## REQUIREMENTS:
Each entry below is to be written out exactly, and the pictures are to be left out.
»»
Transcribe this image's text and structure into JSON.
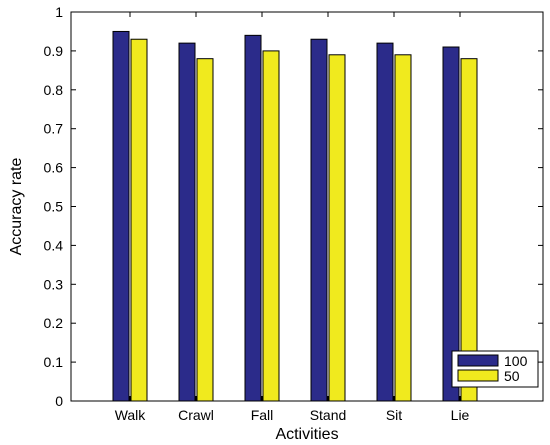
{
  "chart_data": {
    "type": "bar",
    "title": "",
    "xlabel": "Activities",
    "ylabel": "Accuracy rate",
    "ylim": [
      0,
      1
    ],
    "yticks": [
      "0",
      "0.1",
      "0.2",
      "0.3",
      "0.4",
      "0.5",
      "0.6",
      "0.7",
      "0.8",
      "0.9",
      "1"
    ],
    "categories": [
      "Walk",
      "Crawl",
      "Fall",
      "Stand",
      "Sit",
      "Lie"
    ],
    "series": [
      {
        "name": "100",
        "values": [
          0.95,
          0.92,
          0.94,
          0.93,
          0.92,
          0.91
        ],
        "color": "#2b2b8a"
      },
      {
        "name": "50",
        "values": [
          0.93,
          0.88,
          0.9,
          0.89,
          0.89,
          0.88
        ],
        "color": "#f0ea1e"
      }
    ],
    "grid": false,
    "legend_position": "bottom-right"
  }
}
««
## SOLUTION TO THIS PROBLEM:
Transcribe this image's text and structure into JSON.
{
  "chart_data": {
    "type": "bar",
    "title": "",
    "xlabel": "Activities",
    "ylabel": "Accuracy rate",
    "ylim": [
      0,
      1
    ],
    "yticks": [
      "0",
      "0.1",
      "0.2",
      "0.3",
      "0.4",
      "0.5",
      "0.6",
      "0.7",
      "0.8",
      "0.9",
      "1"
    ],
    "categories": [
      "Walk",
      "Crawl",
      "Fall",
      "Stand",
      "Sit",
      "Lie"
    ],
    "series": [
      {
        "name": "100",
        "values": [
          0.95,
          0.92,
          0.94,
          0.93,
          0.92,
          0.91
        ],
        "color": "#2b2b8a"
      },
      {
        "name": "50",
        "values": [
          0.93,
          0.88,
          0.9,
          0.89,
          0.89,
          0.88
        ],
        "color": "#f0ea1e"
      }
    ],
    "grid": false,
    "legend_position": "bottom-right"
  }
}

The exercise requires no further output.